TUJUAN TUGAS 1: Salin ulang baris-baris daftar persis apa adanya, mulai dari baris yang memuat "staticText: Log in <box>23 343 57 359</box>" hingga baris yang memuat "staticText: Log in. <box>12 55 97 92</box>". Kedua baris batas itu ikut disalin.

TEKS SUMBER:
Setelah kita mengenal hadits ahad, maka ketahuilah bahwa semua ulama bersepakat wajibnya menerima hadits ahad baik dalam hukum maupun dalam aqidah bahkan dalam semua sisi agama.

Al-Imam Asy Syafi’i berkata dalam kitab beliau Ar Risalah, “Apabila satu orang boleh berbicara dalam suatu cabang ilmu tertentu, bahwa kaum muslimin yang lalu maupun yang sekarang telah bersepakat atas validnya berargumen dengan hadits ahad dan mencukupkan diri dengannya. Dan tidak diketahui seorang pun fuqaha’ dari kaum muslimin kecuali mereka menetapkan validitas argumen dengan hadits ahad.” Maka boleh juga untukku menetapkannya Akan tetapi aku berkata, “Aku tidak hafal adanya seorang pun fuqaha kaum muslimin yang berselisih dalam masalah penetapan khabar ahad.”

TUJUAN TUGAS 2: Tentukan apakah setiap pernyataan berikut sesuai dengan teks sumber, lalu jawab ya atau tidak disertai kutipan kata-kata penentu dari teks itu. (a) Semua ulama bersepakat wajibnya menerima hadits ahad dalam hukum maupun aqidah. (b) Perkataan Al-Imam Asy Syafi'i dikutip dari kitab beliau yang berjudul Al-Umm. (c) Asy Syafi'i menyatakan hafal adanya fuqaha kaum muslimin yang berselisih dalam masalah penetapan khabar ahad.

BAHAN MASUKAN:
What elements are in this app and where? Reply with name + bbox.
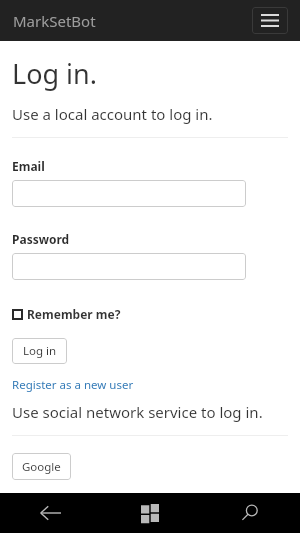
staticText: Log in <box>23 343 57 359</box>
button[interactable]: Remember me? <box>12 306 121 322</box>
button[interactable]: Toggle navigation <box>252 7 288 34</box>
button[interactable] <box>12 253 246 280</box>
button[interactable]: Register as a new user <box>12 377 134 393</box>
staticText: Password <box>12 231 70 247</box>
staticText: Use a local account to log in. <box>12 104 213 124</box>
button[interactable]: MarkSetBot <box>13 11 96 31</box>
button[interactable]: Start <box>100 493 200 533</box>
staticText: Remember me? <box>27 306 121 322</box>
button[interactable]: Back <box>0 493 100 533</box>
staticText: Use social network service to log in. <box>12 402 263 422</box>
button[interactable]: Search <box>200 493 300 533</box>
staticText: Log in. <box>12 55 97 92</box>
button[interactable]: Google <box>12 453 71 480</box>
button[interactable] <box>12 180 246 207</box>
staticText: Email <box>12 158 45 174</box>
staticText: Google <box>22 459 61 475</box>
button[interactable]: Log in <box>12 338 67 364</box>
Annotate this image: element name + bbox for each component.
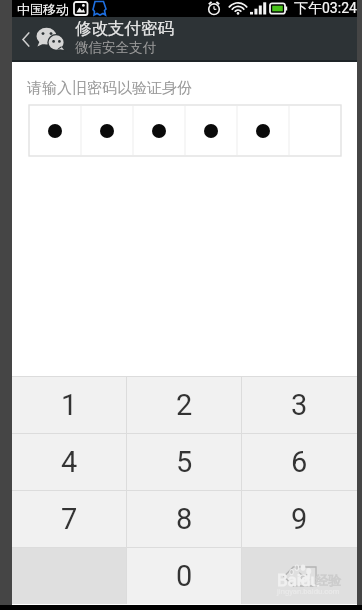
staticText: 中国移动 (17, 1, 69, 17)
staticText: 3 (291, 388, 308, 422)
button[interactable]: 7 (12, 491, 126, 547)
button[interactable]: 3 (242, 377, 357, 433)
staticText: 2 (176, 388, 193, 422)
staticText: jingyan.baidu.com (277, 587, 340, 596)
staticText: 0 (176, 559, 193, 593)
button[interactable]: 2 (127, 377, 241, 433)
staticText: 5 (176, 445, 193, 479)
button[interactable]: 9 (242, 491, 357, 547)
button[interactable]: 0 (127, 548, 241, 604)
staticText: 下午03:24 (294, 0, 357, 17)
staticText: 微信安全支付 (75, 39, 156, 56)
button[interactable]: Delete (242, 548, 357, 604)
button[interactable]: 5 (127, 434, 241, 490)
button[interactable]: Back (12, 17, 39, 60)
button[interactable]: 4 (12, 434, 126, 490)
staticText: 请输入旧密码以验证身份 (27, 79, 192, 98)
staticText: 经验 (315, 572, 341, 588)
staticText: 9 (291, 502, 308, 536)
staticText: 4 (61, 445, 78, 479)
staticText: 1 (61, 388, 78, 422)
button[interactable]: 6 (242, 434, 357, 490)
staticText: Baidu (277, 570, 320, 590)
staticText: 6 (291, 445, 308, 479)
staticText: 8 (176, 502, 193, 536)
other: Delete (283, 566, 317, 587)
staticText: 7 (61, 502, 78, 536)
button[interactable]: 1 (12, 377, 126, 433)
staticText: 修改支付密码 (75, 18, 174, 39)
button[interactable]: 8 (127, 491, 241, 547)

HASIL 1:
staticText: Log in <box>23 343 57 359</box>
button[interactable]: Remember me? <box>12 306 121 322</box>
button[interactable]: Toggle navigation <box>252 7 288 34</box>
button[interactable] <box>12 253 246 280</box>
button[interactable]: Register as a new user <box>12 377 134 393</box>
staticText: Password <box>12 231 70 247</box>
staticText: Use a local account to log in. <box>12 104 213 124</box>
button[interactable]: MarkSetBot <box>13 11 96 31</box>
button[interactable]: Start <box>100 493 200 533</box>
staticText: Remember me? <box>27 306 121 322</box>
button[interactable]: Back <box>0 493 100 533</box>
staticText: Use social network service to log in. <box>12 402 263 422</box>
button[interactable]: Search <box>200 493 300 533</box>
staticText: Log in. <box>12 55 97 92</box>

HASIL 2:
(a) Ya: "semua ulama bersepakat wajibnya menerima hadits ahad baik dalam hukum maupun dalam aqidah"
(b) Tidak: "dalam kitab beliau Ar Risalah"
(c) Tidak: "Aku tidak hafal adanya seorang pun fuqaha kaum muslimin yang berselisih dalam masalah penetapan khabar ahad."